# Set exercise:
State how many lines contain "Abaucán", and write nothing except that count.

## Start

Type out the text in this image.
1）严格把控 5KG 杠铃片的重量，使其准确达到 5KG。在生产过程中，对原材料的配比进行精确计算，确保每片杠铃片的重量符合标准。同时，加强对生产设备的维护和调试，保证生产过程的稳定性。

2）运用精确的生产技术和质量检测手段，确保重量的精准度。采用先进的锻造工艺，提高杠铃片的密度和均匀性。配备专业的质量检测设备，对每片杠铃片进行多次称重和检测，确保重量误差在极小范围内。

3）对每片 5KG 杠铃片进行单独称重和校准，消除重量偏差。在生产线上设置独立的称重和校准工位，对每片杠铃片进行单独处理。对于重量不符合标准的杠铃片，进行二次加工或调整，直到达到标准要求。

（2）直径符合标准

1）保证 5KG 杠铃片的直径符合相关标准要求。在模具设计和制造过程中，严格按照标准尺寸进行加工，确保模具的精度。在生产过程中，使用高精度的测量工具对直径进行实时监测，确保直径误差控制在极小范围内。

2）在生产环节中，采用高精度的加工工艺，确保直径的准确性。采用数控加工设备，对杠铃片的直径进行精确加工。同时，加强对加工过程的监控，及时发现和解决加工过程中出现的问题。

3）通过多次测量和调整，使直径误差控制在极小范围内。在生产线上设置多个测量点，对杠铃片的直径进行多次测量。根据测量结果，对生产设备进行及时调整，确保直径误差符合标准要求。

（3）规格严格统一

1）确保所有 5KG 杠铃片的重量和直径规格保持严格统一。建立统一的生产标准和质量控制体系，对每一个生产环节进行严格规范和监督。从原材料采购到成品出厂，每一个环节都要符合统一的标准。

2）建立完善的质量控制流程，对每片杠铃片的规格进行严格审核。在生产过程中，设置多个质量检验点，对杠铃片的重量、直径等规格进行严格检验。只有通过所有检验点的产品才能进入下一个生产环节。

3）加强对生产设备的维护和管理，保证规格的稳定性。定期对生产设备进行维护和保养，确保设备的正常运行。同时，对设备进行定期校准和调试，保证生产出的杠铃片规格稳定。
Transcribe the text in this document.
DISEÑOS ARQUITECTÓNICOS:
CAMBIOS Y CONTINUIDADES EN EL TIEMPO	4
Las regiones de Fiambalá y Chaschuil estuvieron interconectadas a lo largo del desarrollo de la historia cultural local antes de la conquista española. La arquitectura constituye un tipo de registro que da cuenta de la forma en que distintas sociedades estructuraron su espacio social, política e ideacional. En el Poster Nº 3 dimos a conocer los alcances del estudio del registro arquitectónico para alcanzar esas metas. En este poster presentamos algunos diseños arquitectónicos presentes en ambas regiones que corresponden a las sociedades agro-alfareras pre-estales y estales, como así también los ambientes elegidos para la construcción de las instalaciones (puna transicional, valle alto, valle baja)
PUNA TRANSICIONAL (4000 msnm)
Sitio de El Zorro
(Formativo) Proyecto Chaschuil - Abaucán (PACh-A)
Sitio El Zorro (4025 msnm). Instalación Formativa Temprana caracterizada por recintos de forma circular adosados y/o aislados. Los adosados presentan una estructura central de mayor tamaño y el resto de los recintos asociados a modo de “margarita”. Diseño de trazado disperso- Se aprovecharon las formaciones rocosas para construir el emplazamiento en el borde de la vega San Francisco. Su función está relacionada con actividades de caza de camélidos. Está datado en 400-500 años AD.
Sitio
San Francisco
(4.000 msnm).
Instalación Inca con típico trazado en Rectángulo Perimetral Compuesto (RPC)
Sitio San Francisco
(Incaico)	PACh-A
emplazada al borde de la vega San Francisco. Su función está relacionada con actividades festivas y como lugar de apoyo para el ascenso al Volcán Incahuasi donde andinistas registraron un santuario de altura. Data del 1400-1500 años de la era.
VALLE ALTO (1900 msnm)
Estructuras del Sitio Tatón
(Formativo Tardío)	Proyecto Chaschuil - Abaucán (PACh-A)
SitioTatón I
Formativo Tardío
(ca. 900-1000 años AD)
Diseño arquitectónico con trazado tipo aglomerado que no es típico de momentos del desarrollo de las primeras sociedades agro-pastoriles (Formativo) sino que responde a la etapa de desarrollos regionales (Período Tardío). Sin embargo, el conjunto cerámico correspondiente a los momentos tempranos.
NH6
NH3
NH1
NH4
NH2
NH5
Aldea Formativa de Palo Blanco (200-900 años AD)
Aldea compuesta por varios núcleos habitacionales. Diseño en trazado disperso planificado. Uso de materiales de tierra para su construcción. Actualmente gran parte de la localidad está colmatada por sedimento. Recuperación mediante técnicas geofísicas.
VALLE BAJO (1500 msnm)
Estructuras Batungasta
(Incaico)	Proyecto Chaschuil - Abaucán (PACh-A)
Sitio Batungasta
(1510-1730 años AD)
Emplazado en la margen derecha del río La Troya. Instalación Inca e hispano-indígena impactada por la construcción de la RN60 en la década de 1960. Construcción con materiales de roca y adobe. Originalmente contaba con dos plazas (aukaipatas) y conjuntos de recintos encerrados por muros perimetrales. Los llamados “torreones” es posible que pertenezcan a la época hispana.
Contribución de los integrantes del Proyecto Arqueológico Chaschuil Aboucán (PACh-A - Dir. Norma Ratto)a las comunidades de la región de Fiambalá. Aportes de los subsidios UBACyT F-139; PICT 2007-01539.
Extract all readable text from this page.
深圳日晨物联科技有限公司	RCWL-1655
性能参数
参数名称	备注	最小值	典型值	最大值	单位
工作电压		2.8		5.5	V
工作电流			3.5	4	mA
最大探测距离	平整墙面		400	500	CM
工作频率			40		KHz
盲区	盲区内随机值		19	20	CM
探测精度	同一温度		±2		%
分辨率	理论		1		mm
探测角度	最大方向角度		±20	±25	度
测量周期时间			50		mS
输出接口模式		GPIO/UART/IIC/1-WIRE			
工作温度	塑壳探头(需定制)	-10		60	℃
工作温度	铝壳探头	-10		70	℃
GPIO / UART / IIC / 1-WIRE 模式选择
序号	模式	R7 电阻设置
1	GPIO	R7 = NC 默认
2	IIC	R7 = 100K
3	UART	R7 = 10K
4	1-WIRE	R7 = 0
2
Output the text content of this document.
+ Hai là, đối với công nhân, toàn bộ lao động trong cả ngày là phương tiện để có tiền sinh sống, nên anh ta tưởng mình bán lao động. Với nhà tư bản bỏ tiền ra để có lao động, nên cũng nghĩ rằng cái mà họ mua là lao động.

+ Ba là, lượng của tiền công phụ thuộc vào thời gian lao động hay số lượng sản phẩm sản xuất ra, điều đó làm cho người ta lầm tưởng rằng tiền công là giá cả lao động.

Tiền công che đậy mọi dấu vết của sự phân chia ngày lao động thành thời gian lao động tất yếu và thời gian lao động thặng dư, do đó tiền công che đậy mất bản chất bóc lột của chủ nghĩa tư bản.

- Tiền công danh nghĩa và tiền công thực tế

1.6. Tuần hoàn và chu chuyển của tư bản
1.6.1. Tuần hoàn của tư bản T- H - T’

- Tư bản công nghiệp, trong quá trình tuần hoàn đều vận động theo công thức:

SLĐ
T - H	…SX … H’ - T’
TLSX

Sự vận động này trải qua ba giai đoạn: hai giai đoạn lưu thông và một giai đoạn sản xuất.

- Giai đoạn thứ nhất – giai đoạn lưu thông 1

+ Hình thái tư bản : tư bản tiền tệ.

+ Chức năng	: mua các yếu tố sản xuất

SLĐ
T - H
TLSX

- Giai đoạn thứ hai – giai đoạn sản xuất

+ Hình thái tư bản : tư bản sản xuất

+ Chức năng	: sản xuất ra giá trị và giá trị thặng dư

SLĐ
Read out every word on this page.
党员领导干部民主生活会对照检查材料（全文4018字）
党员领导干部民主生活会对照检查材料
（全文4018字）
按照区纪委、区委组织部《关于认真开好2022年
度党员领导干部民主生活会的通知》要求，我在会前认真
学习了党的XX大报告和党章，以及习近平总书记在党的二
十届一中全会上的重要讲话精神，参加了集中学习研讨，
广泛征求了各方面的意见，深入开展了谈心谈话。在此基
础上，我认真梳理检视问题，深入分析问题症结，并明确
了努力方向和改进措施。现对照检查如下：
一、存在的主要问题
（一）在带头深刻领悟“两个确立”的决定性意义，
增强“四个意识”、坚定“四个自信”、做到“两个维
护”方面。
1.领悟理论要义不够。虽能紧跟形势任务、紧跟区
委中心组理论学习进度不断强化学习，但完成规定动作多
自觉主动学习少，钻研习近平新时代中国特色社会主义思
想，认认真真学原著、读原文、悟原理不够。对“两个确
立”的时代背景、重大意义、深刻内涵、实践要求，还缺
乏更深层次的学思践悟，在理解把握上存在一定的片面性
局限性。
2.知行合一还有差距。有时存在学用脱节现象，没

## End

# The reply:
3